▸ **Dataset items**
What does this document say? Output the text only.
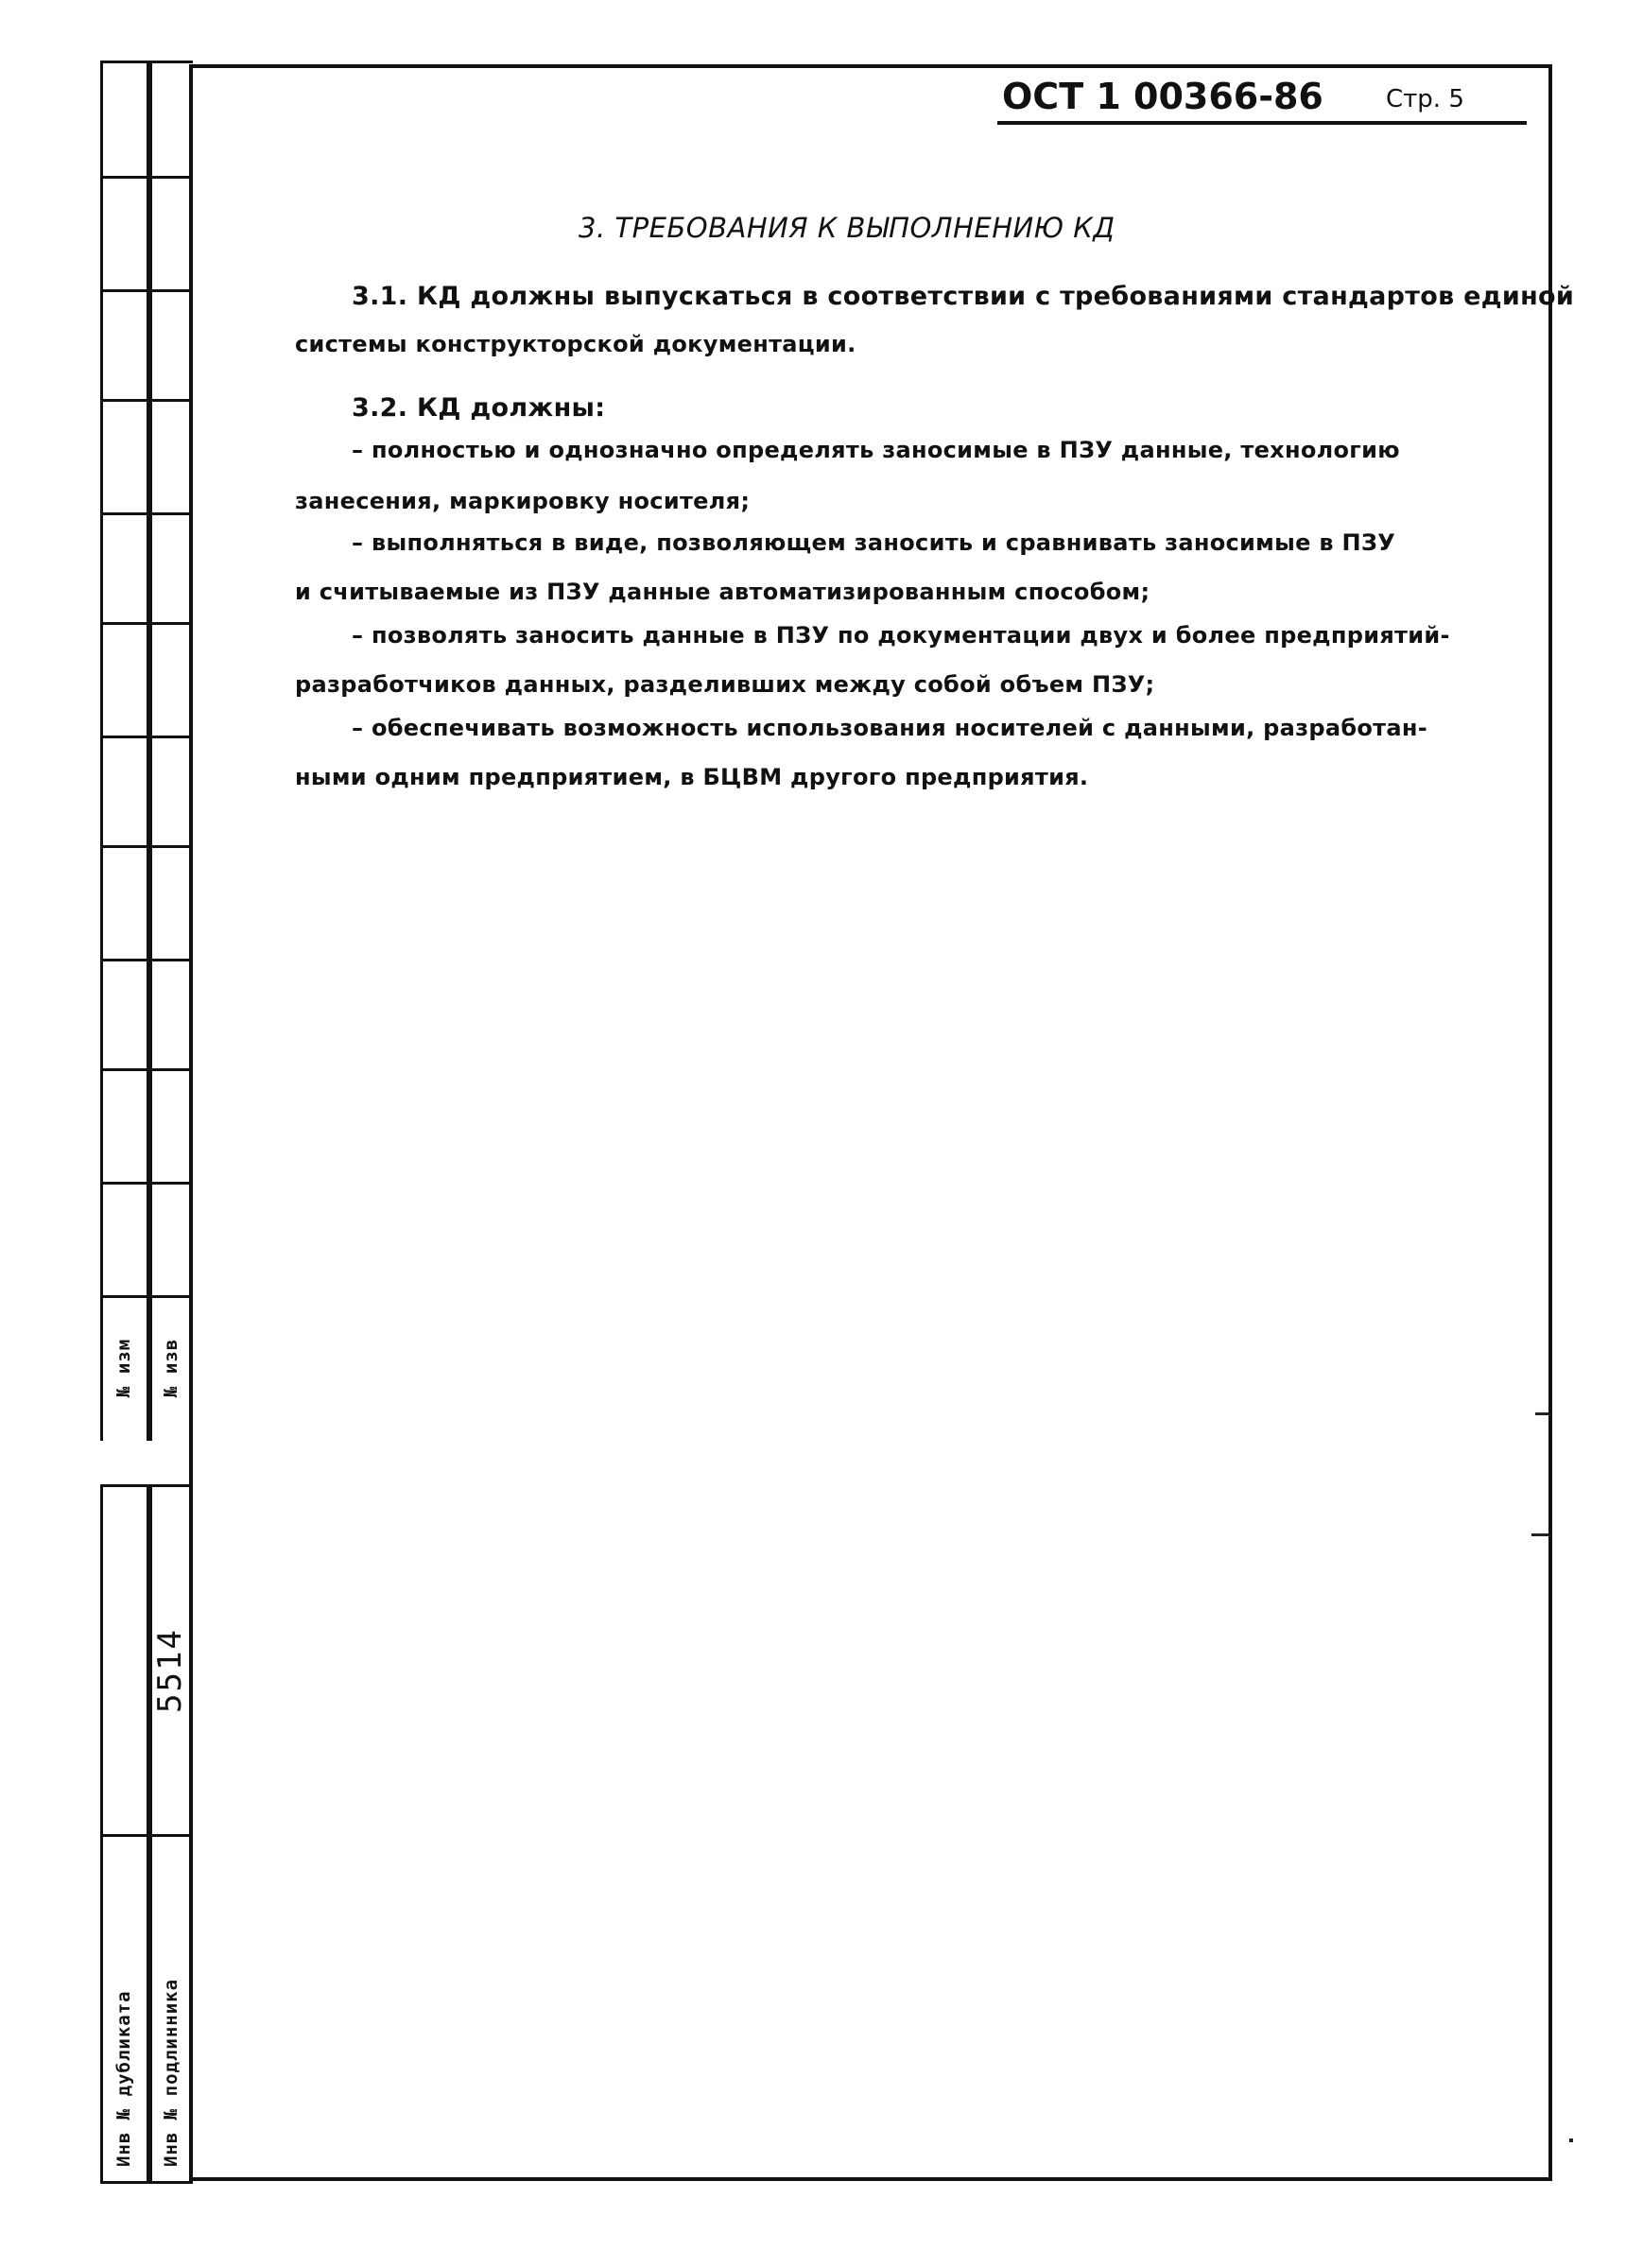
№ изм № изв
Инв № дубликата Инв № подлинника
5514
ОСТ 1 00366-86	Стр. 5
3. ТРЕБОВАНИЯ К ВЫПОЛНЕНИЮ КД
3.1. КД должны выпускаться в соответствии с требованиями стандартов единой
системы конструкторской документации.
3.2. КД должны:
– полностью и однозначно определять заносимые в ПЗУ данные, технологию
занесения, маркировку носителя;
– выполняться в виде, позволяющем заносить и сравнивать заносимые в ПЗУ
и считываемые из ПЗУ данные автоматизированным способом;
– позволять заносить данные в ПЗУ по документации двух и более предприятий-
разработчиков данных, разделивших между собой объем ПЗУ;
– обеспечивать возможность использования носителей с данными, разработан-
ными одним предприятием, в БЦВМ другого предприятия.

...

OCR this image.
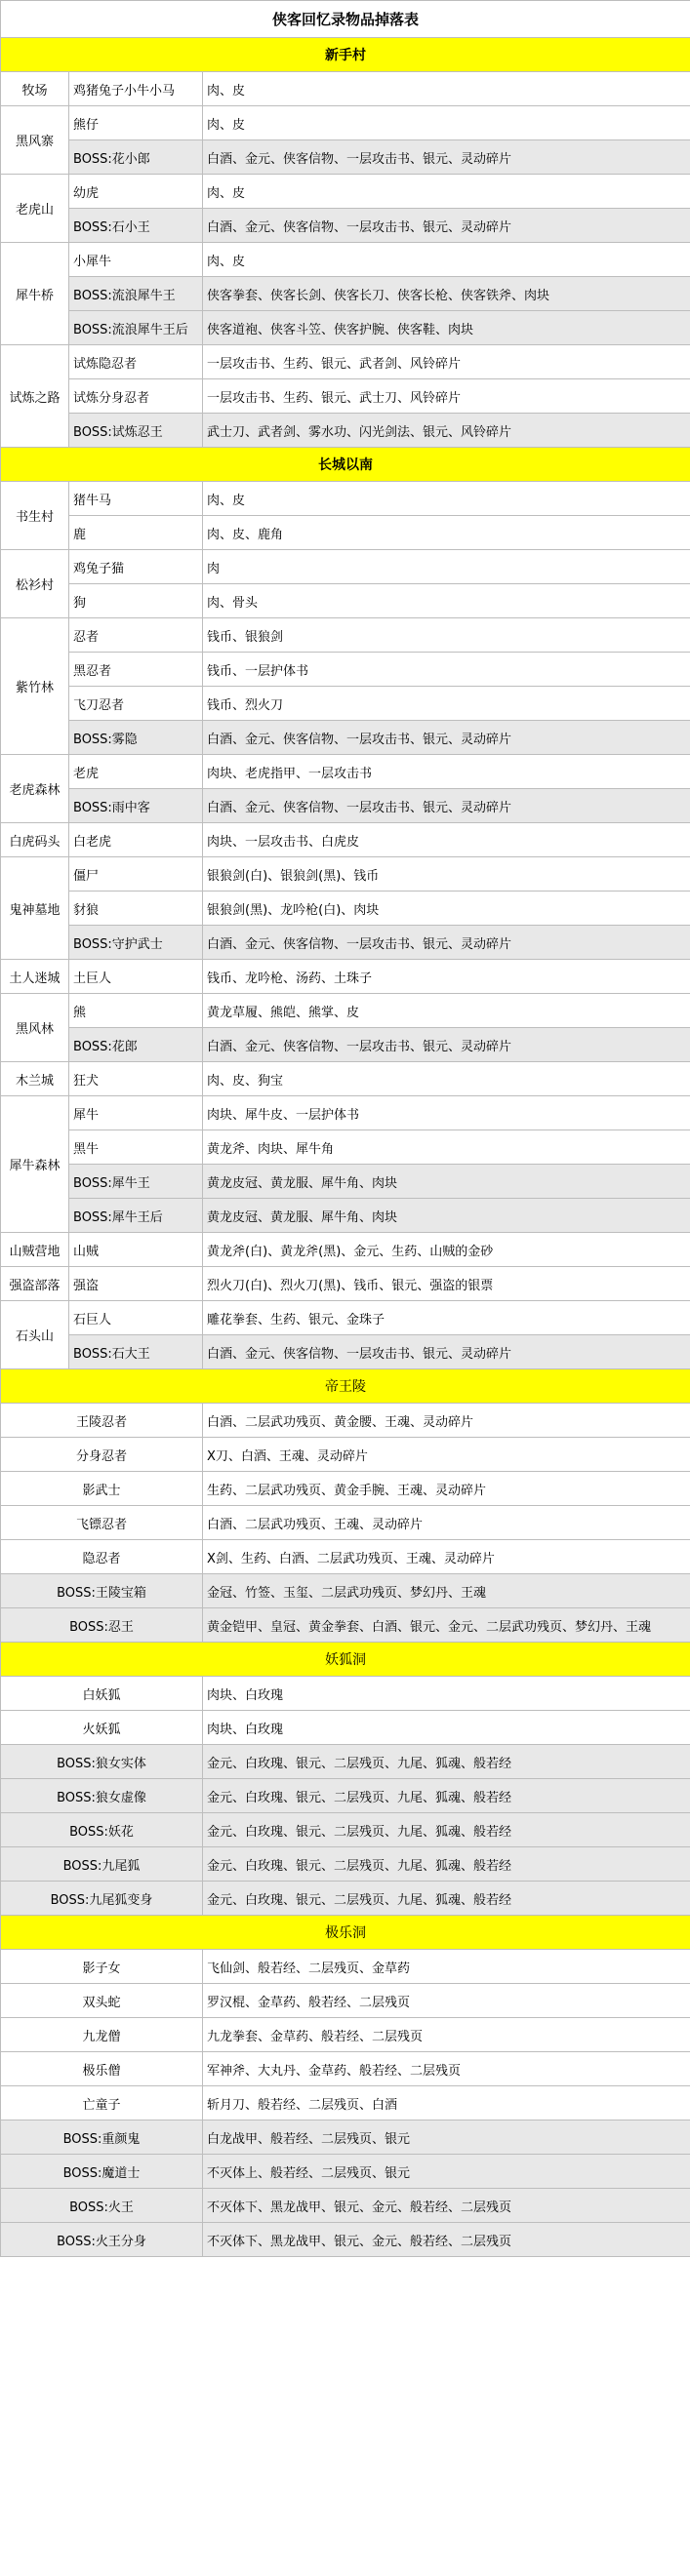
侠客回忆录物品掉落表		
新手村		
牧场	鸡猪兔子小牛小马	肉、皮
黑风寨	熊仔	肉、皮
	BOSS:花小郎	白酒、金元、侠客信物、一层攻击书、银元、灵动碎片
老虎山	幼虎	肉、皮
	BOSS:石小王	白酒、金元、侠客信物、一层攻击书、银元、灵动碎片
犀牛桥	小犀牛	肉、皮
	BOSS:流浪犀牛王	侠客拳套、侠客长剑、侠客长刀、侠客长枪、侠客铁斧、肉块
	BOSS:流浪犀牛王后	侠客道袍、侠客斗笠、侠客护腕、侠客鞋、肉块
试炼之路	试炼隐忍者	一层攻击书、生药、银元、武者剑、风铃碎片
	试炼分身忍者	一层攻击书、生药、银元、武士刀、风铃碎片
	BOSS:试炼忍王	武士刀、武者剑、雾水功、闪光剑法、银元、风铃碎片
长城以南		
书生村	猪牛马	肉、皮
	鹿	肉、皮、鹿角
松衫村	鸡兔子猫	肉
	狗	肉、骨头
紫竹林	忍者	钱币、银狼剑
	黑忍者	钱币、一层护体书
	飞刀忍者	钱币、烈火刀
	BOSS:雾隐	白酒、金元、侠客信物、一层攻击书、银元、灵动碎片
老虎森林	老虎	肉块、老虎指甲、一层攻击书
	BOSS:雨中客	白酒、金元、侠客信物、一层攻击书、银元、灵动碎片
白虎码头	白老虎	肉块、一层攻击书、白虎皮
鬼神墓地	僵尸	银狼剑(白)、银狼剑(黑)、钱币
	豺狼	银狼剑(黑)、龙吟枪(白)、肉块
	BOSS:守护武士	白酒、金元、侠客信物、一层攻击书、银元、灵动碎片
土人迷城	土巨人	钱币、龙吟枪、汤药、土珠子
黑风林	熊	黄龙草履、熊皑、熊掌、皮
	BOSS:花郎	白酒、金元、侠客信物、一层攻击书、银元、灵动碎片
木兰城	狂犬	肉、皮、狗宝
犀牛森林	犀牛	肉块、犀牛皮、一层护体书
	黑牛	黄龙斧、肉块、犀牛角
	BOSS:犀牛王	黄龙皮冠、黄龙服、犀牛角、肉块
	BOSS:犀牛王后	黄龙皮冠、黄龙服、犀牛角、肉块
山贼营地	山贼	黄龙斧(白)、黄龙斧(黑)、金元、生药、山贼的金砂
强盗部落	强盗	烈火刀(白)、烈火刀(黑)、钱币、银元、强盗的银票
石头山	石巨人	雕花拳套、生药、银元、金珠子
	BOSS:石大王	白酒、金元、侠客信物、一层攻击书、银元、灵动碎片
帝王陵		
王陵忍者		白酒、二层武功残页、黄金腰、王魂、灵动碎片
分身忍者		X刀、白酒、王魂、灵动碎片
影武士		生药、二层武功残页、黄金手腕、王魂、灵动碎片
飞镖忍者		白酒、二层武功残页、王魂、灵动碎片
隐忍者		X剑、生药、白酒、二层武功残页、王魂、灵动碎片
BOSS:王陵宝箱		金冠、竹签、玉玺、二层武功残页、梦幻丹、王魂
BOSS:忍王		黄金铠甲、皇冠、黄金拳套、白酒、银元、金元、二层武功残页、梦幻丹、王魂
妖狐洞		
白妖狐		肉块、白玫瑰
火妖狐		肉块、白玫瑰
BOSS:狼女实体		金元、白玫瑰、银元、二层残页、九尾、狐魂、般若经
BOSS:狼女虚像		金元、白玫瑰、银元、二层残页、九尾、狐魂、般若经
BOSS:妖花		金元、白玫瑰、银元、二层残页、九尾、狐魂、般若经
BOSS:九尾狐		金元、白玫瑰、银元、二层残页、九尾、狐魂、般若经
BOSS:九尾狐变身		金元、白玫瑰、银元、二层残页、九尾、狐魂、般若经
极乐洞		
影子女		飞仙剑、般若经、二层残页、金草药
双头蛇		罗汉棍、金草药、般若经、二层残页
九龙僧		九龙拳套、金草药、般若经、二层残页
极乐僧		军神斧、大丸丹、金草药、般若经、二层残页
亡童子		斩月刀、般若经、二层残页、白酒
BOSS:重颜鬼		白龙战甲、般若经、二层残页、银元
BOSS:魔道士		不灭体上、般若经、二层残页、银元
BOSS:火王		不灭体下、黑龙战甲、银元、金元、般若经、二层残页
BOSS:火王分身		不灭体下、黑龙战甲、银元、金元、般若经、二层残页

▸ **What is expected**
Search the entries for the word "должны", then list each line that holds it.

▸ **Written solution**
3.1. КД должны выпускаться в соответствии с требованиями стандартов единой
3.2. КД должны:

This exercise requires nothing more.